In the listing below, locate the lines bearing the word "почти". Copy every one of them.

:: Source material

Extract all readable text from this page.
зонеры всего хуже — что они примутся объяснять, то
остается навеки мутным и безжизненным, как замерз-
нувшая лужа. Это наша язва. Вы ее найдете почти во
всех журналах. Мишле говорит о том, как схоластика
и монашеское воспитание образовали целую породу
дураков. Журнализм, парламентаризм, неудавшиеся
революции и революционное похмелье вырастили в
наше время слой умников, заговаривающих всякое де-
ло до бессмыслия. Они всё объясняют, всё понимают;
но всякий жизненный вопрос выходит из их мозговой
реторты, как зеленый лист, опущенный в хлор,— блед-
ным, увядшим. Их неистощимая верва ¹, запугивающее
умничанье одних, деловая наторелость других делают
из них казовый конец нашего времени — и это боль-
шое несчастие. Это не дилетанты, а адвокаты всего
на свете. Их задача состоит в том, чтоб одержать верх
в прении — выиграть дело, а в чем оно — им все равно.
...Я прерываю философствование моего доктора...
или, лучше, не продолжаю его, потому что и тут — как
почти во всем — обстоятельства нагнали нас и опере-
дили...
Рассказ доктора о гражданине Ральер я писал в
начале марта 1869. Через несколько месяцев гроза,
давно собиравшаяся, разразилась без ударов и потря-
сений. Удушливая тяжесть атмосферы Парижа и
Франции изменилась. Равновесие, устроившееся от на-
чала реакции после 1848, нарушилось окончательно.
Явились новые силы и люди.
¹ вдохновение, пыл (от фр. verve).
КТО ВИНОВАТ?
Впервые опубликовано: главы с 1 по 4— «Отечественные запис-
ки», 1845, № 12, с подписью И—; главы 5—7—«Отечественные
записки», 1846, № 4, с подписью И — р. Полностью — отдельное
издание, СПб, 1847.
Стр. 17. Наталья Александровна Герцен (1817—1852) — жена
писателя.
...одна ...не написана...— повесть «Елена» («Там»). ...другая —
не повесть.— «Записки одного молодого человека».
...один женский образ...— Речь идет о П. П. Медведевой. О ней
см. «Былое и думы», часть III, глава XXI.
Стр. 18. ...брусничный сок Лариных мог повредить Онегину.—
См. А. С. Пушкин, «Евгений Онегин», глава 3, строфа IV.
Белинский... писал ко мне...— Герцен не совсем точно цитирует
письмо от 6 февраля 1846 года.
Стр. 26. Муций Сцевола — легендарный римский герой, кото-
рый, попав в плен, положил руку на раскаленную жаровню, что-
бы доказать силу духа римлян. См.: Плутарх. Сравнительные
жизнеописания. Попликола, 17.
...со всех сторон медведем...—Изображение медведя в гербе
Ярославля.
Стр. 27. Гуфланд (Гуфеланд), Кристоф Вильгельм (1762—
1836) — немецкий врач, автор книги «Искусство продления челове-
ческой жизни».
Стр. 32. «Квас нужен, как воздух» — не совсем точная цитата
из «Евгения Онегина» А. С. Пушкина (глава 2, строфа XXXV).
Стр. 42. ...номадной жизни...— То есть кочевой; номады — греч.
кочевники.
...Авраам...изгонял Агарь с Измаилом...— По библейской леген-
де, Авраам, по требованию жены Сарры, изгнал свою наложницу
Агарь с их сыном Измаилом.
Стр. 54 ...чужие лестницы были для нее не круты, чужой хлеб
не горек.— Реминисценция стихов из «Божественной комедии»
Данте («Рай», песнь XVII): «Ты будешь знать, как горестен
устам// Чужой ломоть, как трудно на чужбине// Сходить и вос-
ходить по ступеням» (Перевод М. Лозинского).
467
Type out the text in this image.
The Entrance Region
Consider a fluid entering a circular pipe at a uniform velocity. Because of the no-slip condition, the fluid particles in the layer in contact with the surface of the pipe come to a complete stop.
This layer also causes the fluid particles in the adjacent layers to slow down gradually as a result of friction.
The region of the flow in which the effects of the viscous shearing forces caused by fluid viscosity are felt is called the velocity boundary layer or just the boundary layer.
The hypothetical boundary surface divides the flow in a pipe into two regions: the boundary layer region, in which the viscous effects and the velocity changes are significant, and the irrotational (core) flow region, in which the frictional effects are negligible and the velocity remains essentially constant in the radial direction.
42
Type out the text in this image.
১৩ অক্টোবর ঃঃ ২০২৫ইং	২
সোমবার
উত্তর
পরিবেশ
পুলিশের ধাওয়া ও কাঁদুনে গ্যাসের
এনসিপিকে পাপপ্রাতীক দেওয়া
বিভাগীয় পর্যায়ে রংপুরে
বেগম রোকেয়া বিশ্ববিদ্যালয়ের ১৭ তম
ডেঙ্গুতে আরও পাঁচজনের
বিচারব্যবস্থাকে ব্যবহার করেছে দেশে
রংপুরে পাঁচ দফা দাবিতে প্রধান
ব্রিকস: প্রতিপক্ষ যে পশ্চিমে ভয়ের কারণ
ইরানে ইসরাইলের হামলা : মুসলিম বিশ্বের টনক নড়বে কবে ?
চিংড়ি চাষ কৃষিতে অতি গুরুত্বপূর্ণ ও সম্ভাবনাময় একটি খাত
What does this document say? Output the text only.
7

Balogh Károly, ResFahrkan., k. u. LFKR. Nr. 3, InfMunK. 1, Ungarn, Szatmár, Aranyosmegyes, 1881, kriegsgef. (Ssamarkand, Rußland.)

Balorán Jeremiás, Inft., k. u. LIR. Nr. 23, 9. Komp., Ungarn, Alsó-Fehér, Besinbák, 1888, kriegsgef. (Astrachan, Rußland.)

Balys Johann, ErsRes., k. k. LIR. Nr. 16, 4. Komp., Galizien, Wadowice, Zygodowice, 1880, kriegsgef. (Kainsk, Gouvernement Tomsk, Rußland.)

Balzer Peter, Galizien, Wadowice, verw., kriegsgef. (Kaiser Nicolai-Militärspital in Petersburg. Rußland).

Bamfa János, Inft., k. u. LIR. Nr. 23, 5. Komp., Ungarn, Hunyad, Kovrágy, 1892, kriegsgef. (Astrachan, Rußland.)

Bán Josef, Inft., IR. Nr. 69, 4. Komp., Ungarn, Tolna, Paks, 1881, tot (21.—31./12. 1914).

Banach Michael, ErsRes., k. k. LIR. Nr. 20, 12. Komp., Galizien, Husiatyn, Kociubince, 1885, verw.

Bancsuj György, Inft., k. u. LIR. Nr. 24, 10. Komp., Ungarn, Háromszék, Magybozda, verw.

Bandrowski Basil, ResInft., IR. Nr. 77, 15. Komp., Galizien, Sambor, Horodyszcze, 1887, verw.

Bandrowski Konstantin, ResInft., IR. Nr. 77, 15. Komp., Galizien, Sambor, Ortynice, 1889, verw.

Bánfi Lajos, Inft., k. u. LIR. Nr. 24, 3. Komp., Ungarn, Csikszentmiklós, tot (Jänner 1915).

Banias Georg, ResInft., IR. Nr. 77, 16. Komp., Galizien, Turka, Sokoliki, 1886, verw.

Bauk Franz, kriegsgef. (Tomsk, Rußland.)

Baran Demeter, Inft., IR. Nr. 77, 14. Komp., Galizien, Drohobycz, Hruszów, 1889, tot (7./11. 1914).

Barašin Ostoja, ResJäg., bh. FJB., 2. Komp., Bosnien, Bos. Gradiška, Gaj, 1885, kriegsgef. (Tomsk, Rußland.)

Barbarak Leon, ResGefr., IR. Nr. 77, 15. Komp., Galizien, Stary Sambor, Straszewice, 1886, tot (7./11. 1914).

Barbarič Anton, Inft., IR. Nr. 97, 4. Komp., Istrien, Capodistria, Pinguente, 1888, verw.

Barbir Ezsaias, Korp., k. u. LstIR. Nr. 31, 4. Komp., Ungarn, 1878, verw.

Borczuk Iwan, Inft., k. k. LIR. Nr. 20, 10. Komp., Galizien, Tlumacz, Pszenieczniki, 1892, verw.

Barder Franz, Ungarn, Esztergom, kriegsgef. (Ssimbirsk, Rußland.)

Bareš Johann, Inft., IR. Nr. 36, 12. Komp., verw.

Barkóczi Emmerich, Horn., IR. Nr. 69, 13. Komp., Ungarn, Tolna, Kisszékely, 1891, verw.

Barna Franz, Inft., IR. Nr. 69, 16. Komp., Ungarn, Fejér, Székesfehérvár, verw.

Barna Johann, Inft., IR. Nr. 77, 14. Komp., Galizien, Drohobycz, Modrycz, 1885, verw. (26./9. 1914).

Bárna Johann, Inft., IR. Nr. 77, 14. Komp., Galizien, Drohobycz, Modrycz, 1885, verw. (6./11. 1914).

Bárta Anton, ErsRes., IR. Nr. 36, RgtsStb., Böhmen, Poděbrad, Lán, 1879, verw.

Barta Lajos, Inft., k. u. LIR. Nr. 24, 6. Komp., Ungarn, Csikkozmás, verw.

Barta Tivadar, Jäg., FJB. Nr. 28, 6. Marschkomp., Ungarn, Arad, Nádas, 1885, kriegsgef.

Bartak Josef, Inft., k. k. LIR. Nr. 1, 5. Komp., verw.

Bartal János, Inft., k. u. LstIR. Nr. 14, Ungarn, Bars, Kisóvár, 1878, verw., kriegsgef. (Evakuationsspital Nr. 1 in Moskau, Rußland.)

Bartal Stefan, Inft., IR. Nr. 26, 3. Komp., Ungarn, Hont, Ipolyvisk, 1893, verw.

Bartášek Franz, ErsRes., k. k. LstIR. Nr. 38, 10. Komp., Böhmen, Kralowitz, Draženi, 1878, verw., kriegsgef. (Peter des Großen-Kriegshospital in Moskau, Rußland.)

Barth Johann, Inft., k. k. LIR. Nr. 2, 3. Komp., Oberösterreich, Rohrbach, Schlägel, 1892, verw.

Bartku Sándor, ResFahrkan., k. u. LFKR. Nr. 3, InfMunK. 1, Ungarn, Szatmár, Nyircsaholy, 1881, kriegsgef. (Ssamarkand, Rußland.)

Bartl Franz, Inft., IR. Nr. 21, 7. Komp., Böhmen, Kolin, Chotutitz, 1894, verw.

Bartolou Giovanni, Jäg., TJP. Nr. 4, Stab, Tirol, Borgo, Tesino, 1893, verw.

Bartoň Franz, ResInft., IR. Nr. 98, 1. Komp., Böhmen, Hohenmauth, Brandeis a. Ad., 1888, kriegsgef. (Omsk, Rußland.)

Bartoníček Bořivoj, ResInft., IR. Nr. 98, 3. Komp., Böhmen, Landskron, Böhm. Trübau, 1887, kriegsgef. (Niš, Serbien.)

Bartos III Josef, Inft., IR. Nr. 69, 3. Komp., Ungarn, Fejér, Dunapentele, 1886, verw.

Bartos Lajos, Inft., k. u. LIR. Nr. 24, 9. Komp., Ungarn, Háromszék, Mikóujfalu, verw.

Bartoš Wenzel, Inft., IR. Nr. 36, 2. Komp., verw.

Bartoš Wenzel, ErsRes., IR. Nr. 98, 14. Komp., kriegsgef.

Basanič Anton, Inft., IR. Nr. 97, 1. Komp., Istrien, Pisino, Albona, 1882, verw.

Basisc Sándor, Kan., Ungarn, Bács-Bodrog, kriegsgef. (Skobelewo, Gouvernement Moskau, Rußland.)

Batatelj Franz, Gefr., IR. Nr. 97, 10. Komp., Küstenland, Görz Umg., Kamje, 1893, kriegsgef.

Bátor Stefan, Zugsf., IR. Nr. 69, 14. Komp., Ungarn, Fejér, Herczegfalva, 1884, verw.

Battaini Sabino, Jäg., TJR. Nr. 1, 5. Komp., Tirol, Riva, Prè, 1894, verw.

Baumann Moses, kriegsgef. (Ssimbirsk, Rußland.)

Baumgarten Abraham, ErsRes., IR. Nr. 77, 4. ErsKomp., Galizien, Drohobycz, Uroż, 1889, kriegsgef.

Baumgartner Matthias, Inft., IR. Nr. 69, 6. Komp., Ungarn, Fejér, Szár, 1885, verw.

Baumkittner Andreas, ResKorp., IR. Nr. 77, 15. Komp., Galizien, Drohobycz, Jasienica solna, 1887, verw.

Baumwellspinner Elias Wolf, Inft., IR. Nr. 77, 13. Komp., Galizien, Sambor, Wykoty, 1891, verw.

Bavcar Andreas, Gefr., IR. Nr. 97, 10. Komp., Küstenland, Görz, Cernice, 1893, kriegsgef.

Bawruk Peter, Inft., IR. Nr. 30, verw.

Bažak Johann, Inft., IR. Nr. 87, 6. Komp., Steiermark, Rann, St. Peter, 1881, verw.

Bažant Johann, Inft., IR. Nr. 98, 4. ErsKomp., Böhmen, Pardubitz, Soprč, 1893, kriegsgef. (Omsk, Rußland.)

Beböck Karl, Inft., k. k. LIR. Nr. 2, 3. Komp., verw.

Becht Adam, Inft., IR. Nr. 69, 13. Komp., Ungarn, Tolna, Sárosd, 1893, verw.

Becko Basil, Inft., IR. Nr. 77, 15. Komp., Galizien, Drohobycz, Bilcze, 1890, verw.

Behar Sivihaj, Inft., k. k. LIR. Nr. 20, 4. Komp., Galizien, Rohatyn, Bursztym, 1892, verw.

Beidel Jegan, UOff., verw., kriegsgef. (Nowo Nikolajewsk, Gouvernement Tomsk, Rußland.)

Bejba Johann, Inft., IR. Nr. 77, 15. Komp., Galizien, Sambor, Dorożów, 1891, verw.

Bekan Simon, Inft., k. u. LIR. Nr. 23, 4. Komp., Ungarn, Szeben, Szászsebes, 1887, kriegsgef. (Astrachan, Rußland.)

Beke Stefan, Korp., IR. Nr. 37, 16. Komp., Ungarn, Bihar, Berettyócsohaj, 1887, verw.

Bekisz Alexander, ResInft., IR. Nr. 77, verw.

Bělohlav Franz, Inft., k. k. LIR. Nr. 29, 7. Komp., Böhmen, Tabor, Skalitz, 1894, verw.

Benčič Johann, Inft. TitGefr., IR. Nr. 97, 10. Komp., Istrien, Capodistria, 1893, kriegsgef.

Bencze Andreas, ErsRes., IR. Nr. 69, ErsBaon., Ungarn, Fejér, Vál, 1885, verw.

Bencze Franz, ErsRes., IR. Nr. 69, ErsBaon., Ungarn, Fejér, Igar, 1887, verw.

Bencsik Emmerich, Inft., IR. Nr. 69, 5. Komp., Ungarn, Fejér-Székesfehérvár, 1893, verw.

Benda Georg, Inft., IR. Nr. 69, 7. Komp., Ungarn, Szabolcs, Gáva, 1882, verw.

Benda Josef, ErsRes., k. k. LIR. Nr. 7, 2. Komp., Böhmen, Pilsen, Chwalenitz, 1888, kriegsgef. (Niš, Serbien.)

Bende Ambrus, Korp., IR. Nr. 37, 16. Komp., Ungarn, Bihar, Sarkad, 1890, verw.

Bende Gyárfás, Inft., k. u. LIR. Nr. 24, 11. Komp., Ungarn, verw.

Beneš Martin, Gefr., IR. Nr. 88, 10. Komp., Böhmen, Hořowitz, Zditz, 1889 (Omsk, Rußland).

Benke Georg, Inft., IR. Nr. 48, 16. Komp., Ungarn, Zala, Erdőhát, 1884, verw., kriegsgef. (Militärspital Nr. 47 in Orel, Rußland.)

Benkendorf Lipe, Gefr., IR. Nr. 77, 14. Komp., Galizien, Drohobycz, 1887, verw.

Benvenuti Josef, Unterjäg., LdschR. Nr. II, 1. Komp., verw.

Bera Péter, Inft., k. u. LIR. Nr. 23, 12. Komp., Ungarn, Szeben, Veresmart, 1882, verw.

::::

(Output of the task)
нувшая лужа. Это наша язва. Вы ее найдете почти во
почти во всем — обстоятельства нагнали нас и опере-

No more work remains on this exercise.